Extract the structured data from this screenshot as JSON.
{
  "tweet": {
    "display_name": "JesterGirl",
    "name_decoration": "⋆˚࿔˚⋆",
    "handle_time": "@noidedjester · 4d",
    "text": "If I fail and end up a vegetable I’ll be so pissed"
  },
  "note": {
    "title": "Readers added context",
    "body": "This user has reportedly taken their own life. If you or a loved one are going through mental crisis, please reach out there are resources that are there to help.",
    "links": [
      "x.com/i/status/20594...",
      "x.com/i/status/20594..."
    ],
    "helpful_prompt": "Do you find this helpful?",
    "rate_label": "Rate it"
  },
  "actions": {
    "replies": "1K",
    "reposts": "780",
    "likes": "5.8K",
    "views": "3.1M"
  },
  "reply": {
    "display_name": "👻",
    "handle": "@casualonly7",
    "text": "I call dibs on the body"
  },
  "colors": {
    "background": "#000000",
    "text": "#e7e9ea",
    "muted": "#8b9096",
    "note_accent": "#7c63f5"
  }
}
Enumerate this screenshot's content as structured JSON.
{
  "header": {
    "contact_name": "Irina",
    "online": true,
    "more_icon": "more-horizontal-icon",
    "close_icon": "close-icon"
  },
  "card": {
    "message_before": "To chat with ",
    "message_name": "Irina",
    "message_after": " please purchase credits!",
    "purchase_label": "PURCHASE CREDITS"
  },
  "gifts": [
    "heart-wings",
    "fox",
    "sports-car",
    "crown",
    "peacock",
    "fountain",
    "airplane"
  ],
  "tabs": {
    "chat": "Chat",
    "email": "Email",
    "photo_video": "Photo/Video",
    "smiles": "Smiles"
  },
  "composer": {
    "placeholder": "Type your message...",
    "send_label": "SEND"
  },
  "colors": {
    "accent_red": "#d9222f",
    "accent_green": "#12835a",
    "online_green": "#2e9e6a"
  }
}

::::::::

Return every record, word for word.

**FINAL ANSWER:**
Extract the structured data from this screenshot as JSON.
{
  "tweet": {
    "display_name": "JesterGirl",
    "name_decoration": "⋆˚࿔˚⋆",
    "handle_time": "@noidedjester · 4d",
    "text": "If I fail and end up a vegetable I’ll be so pissed"
  },
  "note": {
    "title": "Readers added context",
    "body": "This user has reportedly taken their own life. If you or a loved one are going through mental crisis, please reach out there are resources that are there to help.",
    "links": [
      "x.com/i/status/20594...",
      "x.com/i/status/20594..."
    ],
    "helpful_prompt": "Do you find this helpful?",
    "rate_label": "Rate it"
  },
  "actions": {
    "replies": "1K",
    "reposts": "780",
    "likes": "5.8K",
    "views": "3.1M"
  },
  "reply": {
    "display_name": "👻",
    "handle": "@casualonly7",
    "text": "I call dibs on the body"
  },
  "colors": {
    "background": "#000000",
    "text": "#e7e9ea",
    "muted": "#8b9096",
    "note_accent": "#7c63f5"
  }
}
Enumerate this screenshot's content as structured JSON.
{
  "header": {
    "contact_name": "Irina",
    "online": true,
    "more_icon": "more-horizontal-icon",
    "close_icon": "close-icon"
  },
  "card": {
    "message_before": "To chat with ",
    "message_name": "Irina",
    "message_after": " please purchase credits!",
    "purchase_label": "PURCHASE CREDITS"
  },
  "gifts": [
    "heart-wings",
    "fox",
    "sports-car",
    "crown",
    "peacock",
    "fountain",
    "airplane"
  ],
  "tabs": {
    "chat": "Chat",
    "email": "Email",
    "photo_video": "Photo/Video",
    "smiles": "Smiles"
  },
  "composer": {
    "placeholder": "Type your message...",
    "send_label": "SEND"
  },
  "colors": {
    "accent_red": "#d9222f",
    "accent_green": "#12835a",
    "online_green": "#2e9e6a"
  }
}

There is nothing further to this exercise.